* _SET TASK_
Repeat every record exactly, but keep images out of the copy.
* start RECORDED DATA *
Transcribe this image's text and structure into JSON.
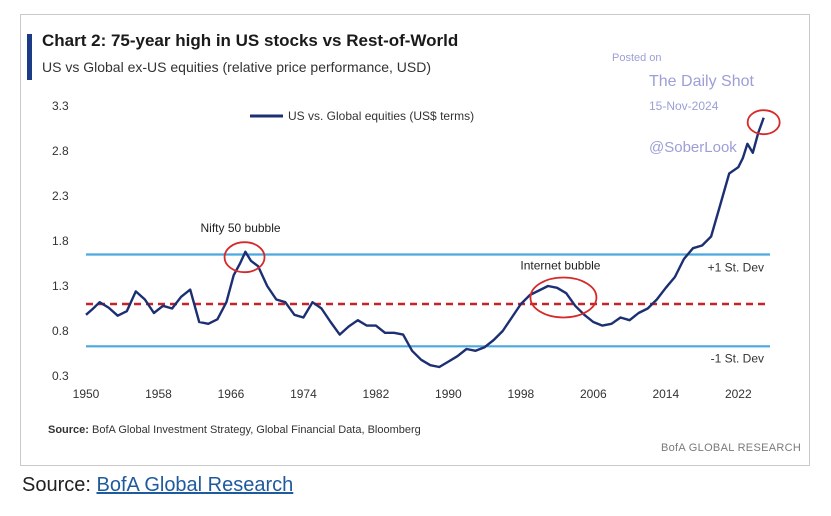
{
  "header": {
    "title": "Chart 2: 75-year high in US stocks vs Rest-of-World",
    "subtitle": "US vs Global ex-US equities (relative price performance, USD)"
  },
  "watermark": {
    "posted": "Posted on",
    "site": "The Daily Shot",
    "date": "15-Nov-2024",
    "handle": "@SoberLook"
  },
  "footer": {
    "source_label": "Source:",
    "source_text": "BofA Global Investment Strategy, Global Financial Data, Bloomberg",
    "brand": "BofA GLOBAL RESEARCH"
  },
  "page_source": {
    "label": "Source:",
    "link_text": "BofA Global Research"
  },
  "colors": {
    "series": "#1c2f73",
    "reference_lines": "#4aa8df",
    "mean_line": "#c8222a",
    "highlight_circles": "#d62a2a",
    "watermark": "#9c9fd6"
  },
  "chart_data": {
    "type": "line",
    "title": "Chart 2: 75-year high in US stocks vs Rest-of-World",
    "subtitle": "US vs Global ex-US equities (relative price performance, USD)",
    "xlim": [
      1950,
      2025.5
    ],
    "ylim": [
      0.3,
      3.3
    ],
    "x_ticks": [
      1950,
      1958,
      1966,
      1974,
      1982,
      1990,
      1998,
      2006,
      2014,
      2022
    ],
    "x_tick_labels": [
      "1950",
      "1958",
      "1966",
      "1974",
      "1982",
      "1990",
      "1998",
      "2006",
      "2014",
      "2022"
    ],
    "y_ticks": [
      0.3,
      0.8,
      1.3,
      1.8,
      2.3,
      2.8,
      3.3
    ],
    "y_tick_labels": [
      "0.3",
      "0.8",
      "1.3",
      "1.8",
      "2.3",
      "2.8",
      "3.3"
    ],
    "grid": false,
    "legend": {
      "position": "top-left",
      "entries": [
        "US vs. Global equities (US$ terms)"
      ]
    },
    "series": [
      {
        "name": "US vs. Global equities (US$ terms)",
        "x": [
          1950,
          1950.8,
          1951.5,
          1952.5,
          1953.5,
          1954.5,
          1955.5,
          1956.5,
          1957.5,
          1958.5,
          1959.5,
          1960.5,
          1961.5,
          1962.5,
          1963.5,
          1964.5,
          1965.5,
          1966.3,
          1967,
          1967.6,
          1968.2,
          1969,
          1970,
          1971,
          1972,
          1973,
          1974,
          1975,
          1976,
          1977,
          1978,
          1979,
          1980,
          1981,
          1982,
          1983,
          1984,
          1985,
          1986,
          1987,
          1988,
          1989,
          1990,
          1991,
          1992,
          1993,
          1994,
          1995,
          1996,
          1997,
          1998,
          1999,
          2000,
          2001,
          2002,
          2003,
          2004,
          2005,
          2006,
          2007,
          2008,
          2009,
          2010,
          2011,
          2012,
          2013,
          2014,
          2015,
          2016,
          2017,
          2018,
          2019,
          2020,
          2021,
          2022,
          2022.5,
          2023,
          2023.6,
          2024.2,
          2024.8
        ],
        "y": [
          0.98,
          1.05,
          1.12,
          1.06,
          0.97,
          1.02,
          1.24,
          1.15,
          1.0,
          1.08,
          1.05,
          1.18,
          1.26,
          0.9,
          0.88,
          0.93,
          1.12,
          1.42,
          1.55,
          1.68,
          1.58,
          1.52,
          1.3,
          1.15,
          1.12,
          0.98,
          0.95,
          1.12,
          1.05,
          0.9,
          0.76,
          0.85,
          0.92,
          0.86,
          0.86,
          0.78,
          0.78,
          0.76,
          0.58,
          0.48,
          0.42,
          0.4,
          0.46,
          0.52,
          0.6,
          0.58,
          0.62,
          0.7,
          0.8,
          0.95,
          1.1,
          1.2,
          1.25,
          1.3,
          1.28,
          1.22,
          1.08,
          0.98,
          0.9,
          0.86,
          0.88,
          0.95,
          0.92,
          1.0,
          1.05,
          1.15,
          1.28,
          1.4,
          1.6,
          1.72,
          1.75,
          1.85,
          2.2,
          2.55,
          2.62,
          2.72,
          2.88,
          2.78,
          3.0,
          3.17
        ]
      }
    ],
    "reference_lines": [
      {
        "label": "+1 St. Dev",
        "y": 1.65,
        "style": "solid"
      },
      {
        "label": "",
        "y": 1.1,
        "style": "dashed"
      },
      {
        "label": "-1 St. Dev",
        "y": 0.63,
        "style": "solid"
      }
    ],
    "annotations": [
      {
        "text": "Nifty 50 bubble",
        "x": 1967.5,
        "y": 1.62
      },
      {
        "text": "Internet bubble",
        "x": 2002.7,
        "y": 1.15
      },
      {
        "text": "",
        "x": 2024.8,
        "y": 3.12
      }
    ]
  }
}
* end RECORDED DATA *
* _CORRECT ANSWER_
Transcribe this image's text and structure into JSON.
{
  "header": {
    "title": "Chart 2: 75-year high in US stocks vs Rest-of-World",
    "subtitle": "US vs Global ex-US equities (relative price performance, USD)"
  },
  "watermark": {
    "posted": "Posted on",
    "site": "The Daily Shot",
    "date": "15-Nov-2024",
    "handle": "@SoberLook"
  },
  "footer": {
    "source_label": "Source:",
    "source_text": "BofA Global Investment Strategy, Global Financial Data, Bloomberg",
    "brand": "BofA GLOBAL RESEARCH"
  },
  "page_source": {
    "label": "Source:",
    "link_text": "BofA Global Research"
  },
  "colors": {
    "series": "#1c2f73",
    "reference_lines": "#4aa8df",
    "mean_line": "#c8222a",
    "highlight_circles": "#d62a2a",
    "watermark": "#9c9fd6"
  },
  "chart_data": {
    "type": "line",
    "title": "Chart 2: 75-year high in US stocks vs Rest-of-World",
    "subtitle": "US vs Global ex-US equities (relative price performance, USD)",
    "xlim": [
      1950,
      2025.5
    ],
    "ylim": [
      0.3,
      3.3
    ],
    "x_ticks": [
      1950,
      1958,
      1966,
      1974,
      1982,
      1990,
      1998,
      2006,
      2014,
      2022
    ],
    "x_tick_labels": [
      "1950",
      "1958",
      "1966",
      "1974",
      "1982",
      "1990",
      "1998",
      "2006",
      "2014",
      "2022"
    ],
    "y_ticks": [
      0.3,
      0.8,
      1.3,
      1.8,
      2.3,
      2.8,
      3.3
    ],
    "y_tick_labels": [
      "0.3",
      "0.8",
      "1.3",
      "1.8",
      "2.3",
      "2.8",
      "3.3"
    ],
    "grid": false,
    "legend": {
      "position": "top-left",
      "entries": [
        "US vs. Global equities (US$ terms)"
      ]
    },
    "series": [
      {
        "name": "US vs. Global equities (US$ terms)",
        "x": [
          1950,
          1950.8,
          1951.5,
          1952.5,
          1953.5,
          1954.5,
          1955.5,
          1956.5,
          1957.5,
          1958.5,
          1959.5,
          1960.5,
          1961.5,
          1962.5,
          1963.5,
          1964.5,
          1965.5,
          1966.3,
          1967,
          1967.6,
          1968.2,
          1969,
          1970,
          1971,
          1972,
          1973,
          1974,
          1975,
          1976,
          1977,
          1978,
          1979,
          1980,
          1981,
          1982,
          1983,
          1984,
          1985,
          1986,
          1987,
          1988,
          1989,
          1990,
          1991,
          1992,
          1993,
          1994,
          1995,
          1996,
          1997,
          1998,
          1999,
          2000,
          2001,
          2002,
          2003,
          2004,
          2005,
          2006,
          2007,
          2008,
          2009,
          2010,
          2011,
          2012,
          2013,
          2014,
          2015,
          2016,
          2017,
          2018,
          2019,
          2020,
          2021,
          2022,
          2022.5,
          2023,
          2023.6,
          2024.2,
          2024.8
        ],
        "y": [
          0.98,
          1.05,
          1.12,
          1.06,
          0.97,
          1.02,
          1.24,
          1.15,
          1.0,
          1.08,
          1.05,
          1.18,
          1.26,
          0.9,
          0.88,
          0.93,
          1.12,
          1.42,
          1.55,
          1.68,
          1.58,
          1.52,
          1.3,
          1.15,
          1.12,
          0.98,
          0.95,
          1.12,
          1.05,
          0.9,
          0.76,
          0.85,
          0.92,
          0.86,
          0.86,
          0.78,
          0.78,
          0.76,
          0.58,
          0.48,
          0.42,
          0.4,
          0.46,
          0.52,
          0.6,
          0.58,
          0.62,
          0.7,
          0.8,
          0.95,
          1.1,
          1.2,
          1.25,
          1.3,
          1.28,
          1.22,
          1.08,
          0.98,
          0.9,
          0.86,
          0.88,
          0.95,
          0.92,
          1.0,
          1.05,
          1.15,
          1.28,
          1.4,
          1.6,
          1.72,
          1.75,
          1.85,
          2.2,
          2.55,
          2.62,
          2.72,
          2.88,
          2.78,
          3.0,
          3.17
        ]
      }
    ],
    "reference_lines": [
      {
        "label": "+1 St. Dev",
        "y": 1.65,
        "style": "solid"
      },
      {
        "label": "",
        "y": 1.1,
        "style": "dashed"
      },
      {
        "label": "-1 St. Dev",
        "y": 0.63,
        "style": "solid"
      }
    ],
    "annotations": [
      {
        "text": "Nifty 50 bubble",
        "x": 1967.5,
        "y": 1.62
      },
      {
        "text": "Internet bubble",
        "x": 2002.7,
        "y": 1.15
      },
      {
        "text": "",
        "x": 2024.8,
        "y": 3.12
      }
    ]
  }
}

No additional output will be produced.